Task inputs:
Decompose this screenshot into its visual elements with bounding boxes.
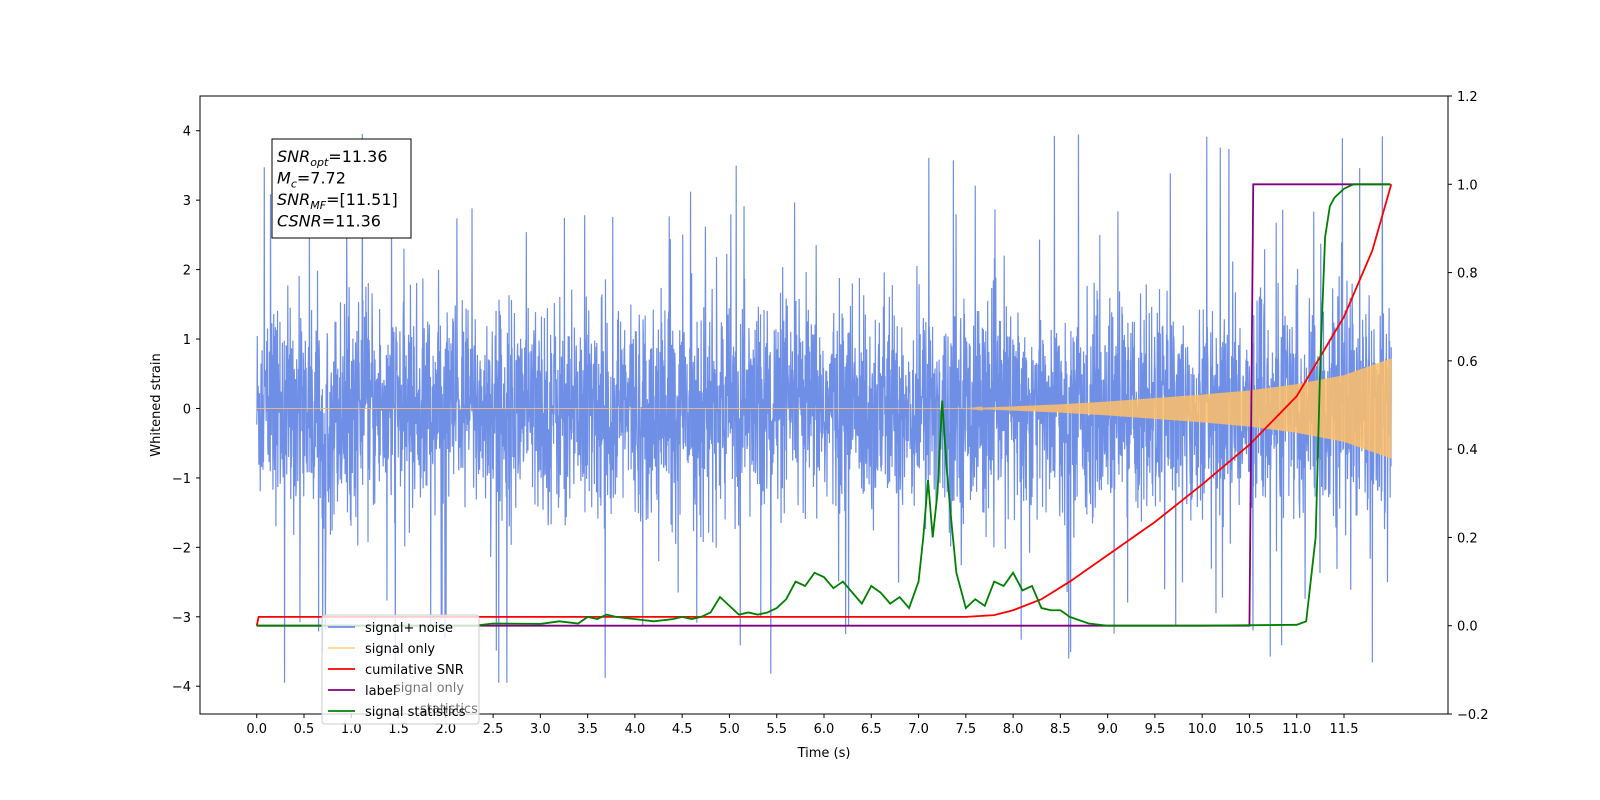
annotation-line: CSNR=11.36 [277, 212, 381, 231]
y2-tick-label: 0.4 [1457, 443, 1478, 458]
x-tick-label: 10.0 [1188, 722, 1217, 737]
y-tick-label: −3 [172, 611, 191, 626]
x-tick-label: 4.0 [625, 722, 646, 737]
y-axis-left: −4 −3 −2 −1 0 1 2 3 4 [172, 125, 200, 695]
x-axis: 0.0 0.5 1.0 1.5 2.0 2.5 3.0 3.5 4.0 4.5 5.0 5.5 6.0 6… [246, 714, 1358, 737]
x-tick-label: 11.5 [1330, 722, 1359, 737]
annotation-subscript: c [291, 178, 297, 191]
x-tick-label: 11.0 [1282, 722, 1311, 737]
y-tick-label: 1 [183, 333, 191, 348]
annotation-symbol: SNR [277, 147, 310, 166]
x-tick-label: 2.5 [483, 722, 504, 737]
y-tick-label: −2 [172, 541, 191, 556]
annotation-symbol: M [277, 169, 291, 188]
plot-area [255, 133, 1393, 683]
series-signal-statistics-line [256, 183, 1391, 627]
x-tick-label: 5.5 [766, 722, 787, 737]
x-tick-label: 10.5 [1235, 722, 1264, 737]
x-tick-label: 5.0 [719, 722, 740, 737]
y-axis-right: −0.2 0.0 0.2 0.4 0.6 0.8 1.0 1.2 [1448, 90, 1489, 723]
annotation-line: Mc=7.72 [277, 169, 346, 191]
x-tick-label: 0.0 [246, 722, 267, 737]
x-tick-label: 6.5 [861, 722, 882, 737]
y-tick-label: 0 [183, 402, 191, 417]
y2-tick-label: 0.0 [1457, 620, 1478, 635]
y-axis-label: Whitened strain [149, 353, 164, 456]
legend-overlay-text: statistics [420, 702, 478, 717]
y-tick-label: 2 [183, 264, 191, 279]
series-cumulative-snr-line [255, 184, 1393, 626]
legend: signal only statistics signal+ noise signal… [321, 614, 480, 725]
annotation-line: SNRMF=[11.51] [277, 190, 398, 212]
x-axis-label: Time (s) [797, 746, 851, 761]
y2-tick-label: 0.6 [1457, 355, 1478, 370]
y-tick-label: 3 [183, 194, 191, 209]
annotation-value: =11.36 [322, 212, 381, 231]
series-label-line [256, 183, 1391, 627]
y-tick-label: −4 [172, 680, 191, 695]
x-tick-label: 0.5 [294, 722, 315, 737]
y2-tick-label: 0.2 [1457, 531, 1478, 546]
y-tick-label: −1 [172, 472, 191, 487]
annotation-value: =11.36 [328, 147, 387, 166]
y2-tick-label: 0.8 [1457, 267, 1478, 282]
series-signal-noise-line [256, 133, 1392, 683]
legend-label: signal+ noise [365, 621, 453, 636]
legend-label: signal only [365, 642, 435, 657]
x-tick-label: 9.0 [1097, 722, 1118, 737]
y-tick-label: 4 [183, 125, 191, 140]
x-tick-label: 2.0 [435, 722, 456, 737]
annotation-box [271, 138, 412, 239]
stats-annotation: SNRopt=11.36Mc=7.72SNRMF=[11.51]CSNR=11.… [271, 138, 412, 239]
y2-tick-label: 1.0 [1457, 178, 1478, 193]
legend-overlay-text: signal only [394, 681, 464, 696]
x-tick-label: 1.0 [341, 722, 362, 737]
annotation-symbol: CSNR [277, 212, 322, 231]
x-tick-label: 1.5 [388, 722, 409, 737]
legend-label: cumilative SNR [365, 663, 464, 678]
annotation-value: =7.72 [297, 169, 346, 188]
annotation-subscript: opt [310, 156, 329, 169]
x-tick-label: 7.5 [955, 722, 976, 737]
x-tick-label: 7.0 [908, 722, 929, 737]
x-tick-label: 8.5 [1050, 722, 1071, 737]
legend-box [321, 614, 480, 725]
annotation-value: =[11.51] [326, 190, 398, 209]
legend-label: label [365, 684, 396, 699]
x-tick-label: 3.5 [577, 722, 598, 737]
annotation-symbol: SNR [277, 190, 310, 209]
x-tick-label: 9.5 [1145, 722, 1166, 737]
annotation-subscript: MF [310, 199, 326, 212]
series-signal-only-line [256, 358, 1392, 459]
x-tick-label: 6.0 [814, 722, 835, 737]
y2-tick-label: 1.2 [1457, 90, 1478, 105]
legend-label: signal statistics [365, 705, 466, 720]
y2-tick-label: −0.2 [1457, 708, 1489, 723]
annotation-line: SNRopt=11.36 [277, 147, 388, 169]
x-tick-label: 3.0 [530, 722, 551, 737]
x-tick-label: 8.0 [1003, 722, 1024, 737]
x-tick-label: 4.5 [672, 722, 693, 737]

Stated task: Express the rows above as a numbered list, from the row containing "annotation-line: CSNR=11.36 [277, 212, 381, 231]" down to the row containing "x-axis: 0.0 0.5", both included. Omit any blank lines.

Problem solution:
1. annotation-line: CSNR=11.36 [277, 212, 381, 231]
2. y2-tick-label: 0.4 [1457, 443, 1478, 458]
3. x-tick-label: 10.0 [1188, 722, 1217, 737]
4. y-tick-label: −3 [172, 611, 191, 626]
5. x-tick-label: 4.0 [625, 722, 646, 737]
6. y-axis-left: −4 −3 −2 −1 0 1 2 3 4 [172, 125, 200, 695]
7. x-axis: 0.0 0.5 1.0 1.5 2.0 2.5 3.0 3.5 4.0 4.5 5.0 5.5 6.0 6… [246, 714, 1358, 737]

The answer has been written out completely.